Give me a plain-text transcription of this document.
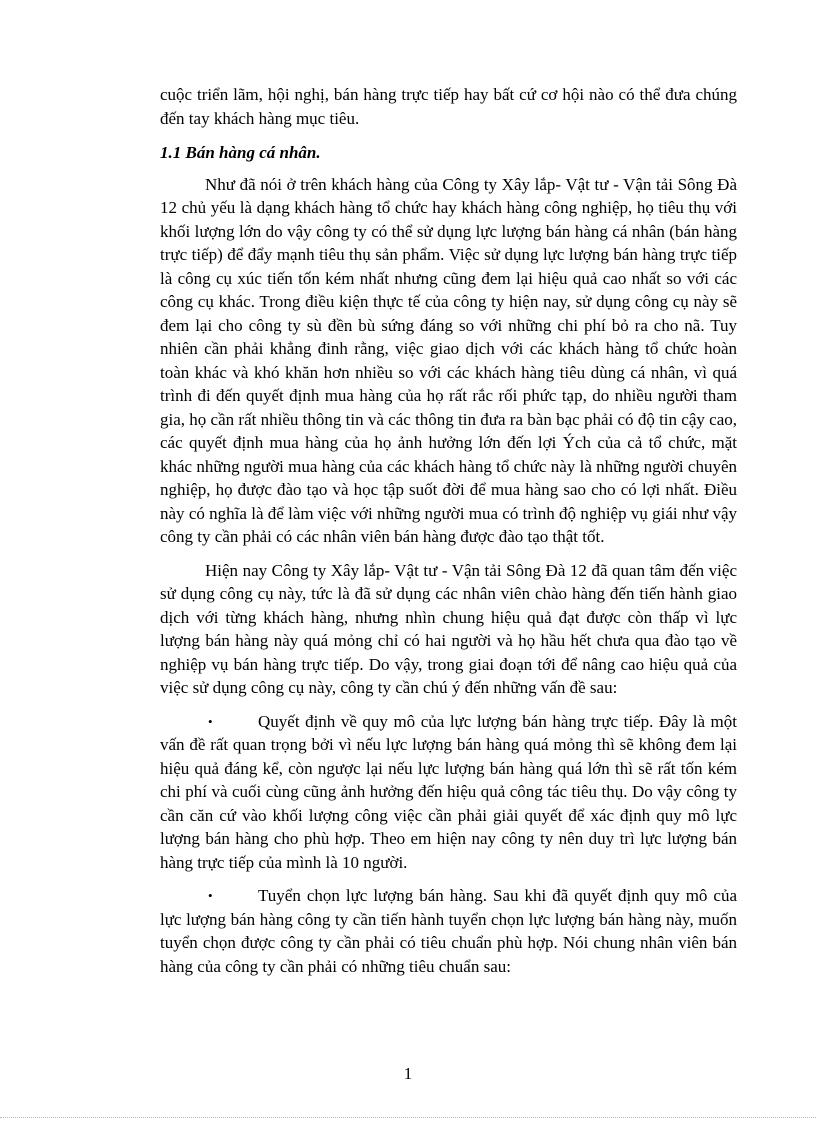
cuộc triển lãm, hội nghị, bán hàng trực tiếp hay bất cứ cơ hội nào có thể đưa chúng đến tay khách hàng mục tiêu.

1.1 Bán hàng cá nhân.

Như đã nói ở trên khách hàng của Công ty Xây lắp- Vật tư - Vận tải Sông Đà 12 chủ yếu là dạng khách hàng tổ chức hay khách hàng công nghiệp, họ tiêu thụ với khối lượng lớn do vậy công ty có thể sử dụng lực lượng bán hàng cá nhân (bán hàng trực tiếp) để đẩy mạnh tiêu thụ sản phẩm. Việc sử dụng lực lượng bán hàng trực tiếp là công cụ xúc tiến tốn kém nhất nhưng cũng đem lại hiệu quả cao nhất so với các công cụ khác. Trong điều kiện thực tế của công ty hiện nay, sử dụng công cụ này sẽ đem lại cho công ty sù đền bù sứng đáng so với những chi phí bỏ ra cho nã. Tuy nhiên cần phải khẳng đinh rằng, việc giao dịch với các khách hàng tổ chức hoàn toàn khác và khó khăn hơn nhiều so với các khách hàng tiêu dùng cá nhân, vì quá trình đi đến quyết định mua hàng của họ rất rắc rối phức tạp, do nhiều người tham gia, họ cần rất nhiều thông tin và các thông tin đưa ra bàn bạc phải có độ tin cậy cao, các quyết định mua hàng của họ ảnh hưởng lớn đến lợi Ých của cả tổ chức, mặt khác những người mua hàng của các khách hàng tổ chức này là những người chuyên nghiệp, họ được đào tạo và học tập suốt đời để mua hàng sao cho có lợi nhất. Điều này có nghĩa là để làm việc với những người mua có trình độ nghiệp vụ giái như vậy công ty cần phải có các nhân viên bán hàng được đào tạo thật tốt.

Hiện nay Công ty Xây lắp- Vật tư - Vận tải Sông Đà 12 đã quan tâm đến việc sử dụng công cụ này, tức là đã sử dụng các nhân viên chào hàng đến tiến hành giao dịch với từng khách hàng, nhưng nhìn chung hiệu quả đạt được còn thấp vì lực lượng bán hàng này quá mỏng chỉ có hai người và họ hầu hết chưa qua đào tạo về nghiệp vụ bán hàng trực tiếp. Do vậy, trong giai đoạn tới để nâng cao hiệu quả của việc sử dụng công cụ này, công ty cần chú ý đến những vấn đề sau:

•	Quyết định về quy mô của lực lượng bán hàng trực tiếp. Đây là một vấn đề rất quan trọng bởi vì nếu lực lượng bán hàng quá mỏng thì sẽ không đem lại hiệu quả đáng kể, còn ngược lại nếu lực lượng bán hàng quá lớn thì sẽ rất tốn kém chi phí và cuối cùng cũng ảnh hưởng đến hiệu quả công tác tiêu thụ. Do vậy công ty cần căn cứ vào khối lượng công việc cần phải giải quyết để xác định quy mô lực lượng bán hàng cho phù hợp. Theo em hiện nay công ty nên duy trì lực lượng bán hàng trực tiếp của mình là 10 người.

•	Tuyển chọn lực lượng bán hàng. Sau khi đã quyết định quy mô của lực lượng bán hàng công ty cần tiến hành tuyển chọn lực lượng bán hàng này, muốn tuyển chọn được công ty cần phải có tiêu chuẩn phù hợp. Nói chung nhân viên bán hàng của công ty cần phải có những tiêu chuẩn sau:

1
§ §
Transcribe the listing in full. Omit the pictures and keep every line exact.

#### Correct answer
Give me a plain-text transcription of this document.
cuộc triển lãm, hội nghị, bán hàng trực tiếp hay bất cứ cơ hội nào có thể đưa chúng đến tay khách hàng mục tiêu.

1.1 Bán hàng cá nhân.

Như đã nói ở trên khách hàng của Công ty Xây lắp- Vật tư - Vận tải Sông Đà 12 chủ yếu là dạng khách hàng tổ chức hay khách hàng công nghiệp, họ tiêu thụ với khối lượng lớn do vậy công ty có thể sử dụng lực lượng bán hàng cá nhân (bán hàng trực tiếp) để đẩy mạnh tiêu thụ sản phẩm. Việc sử dụng lực lượng bán hàng trực tiếp là công cụ xúc tiến tốn kém nhất nhưng cũng đem lại hiệu quả cao nhất so với các công cụ khác. Trong điều kiện thực tế của công ty hiện nay, sử dụng công cụ này sẽ đem lại cho công ty sù đền bù sứng đáng so với những chi phí bỏ ra cho nã. Tuy nhiên cần phải khẳng đinh rằng, việc giao dịch với các khách hàng tổ chức hoàn toàn khác và khó khăn hơn nhiều so với các khách hàng tiêu dùng cá nhân, vì quá trình đi đến quyết định mua hàng của họ rất rắc rối phức tạp, do nhiều người tham gia, họ cần rất nhiều thông tin và các thông tin đưa ra bàn bạc phải có độ tin cậy cao, các quyết định mua hàng của họ ảnh hưởng lớn đến lợi Ých của cả tổ chức, mặt khác những người mua hàng của các khách hàng tổ chức này là những người chuyên nghiệp, họ được đào tạo và học tập suốt đời để mua hàng sao cho có lợi nhất. Điều này có nghĩa là để làm việc với những người mua có trình độ nghiệp vụ giái như vậy công ty cần phải có các nhân viên bán hàng được đào tạo thật tốt.

Hiện nay Công ty Xây lắp- Vật tư - Vận tải Sông Đà 12 đã quan tâm đến việc sử dụng công cụ này, tức là đã sử dụng các nhân viên chào hàng đến tiến hành giao dịch với từng khách hàng, nhưng nhìn chung hiệu quả đạt được còn thấp vì lực lượng bán hàng này quá mỏng chỉ có hai người và họ hầu hết chưa qua đào tạo về nghiệp vụ bán hàng trực tiếp. Do vậy, trong giai đoạn tới để nâng cao hiệu quả của việc sử dụng công cụ này, công ty cần chú ý đến những vấn đề sau:

•	Quyết định về quy mô của lực lượng bán hàng trực tiếp. Đây là một vấn đề rất quan trọng bởi vì nếu lực lượng bán hàng quá mỏng thì sẽ không đem lại hiệu quả đáng kể, còn ngược lại nếu lực lượng bán hàng quá lớn thì sẽ rất tốn kém chi phí và cuối cùng cũng ảnh hưởng đến hiệu quả công tác tiêu thụ. Do vậy công ty cần căn cứ vào khối lượng công việc cần phải giải quyết để xác định quy mô lực lượng bán hàng cho phù hợp. Theo em hiện nay công ty nên duy trì lực lượng bán hàng trực tiếp của mình là 10 người.

•	Tuyển chọn lực lượng bán hàng. Sau khi đã quyết định quy mô của lực lượng bán hàng công ty cần tiến hành tuyển chọn lực lượng bán hàng này, muốn tuyển chọn được công ty cần phải có tiêu chuẩn phù hợp. Nói chung nhân viên bán hàng của công ty cần phải có những tiêu chuẩn sau:

1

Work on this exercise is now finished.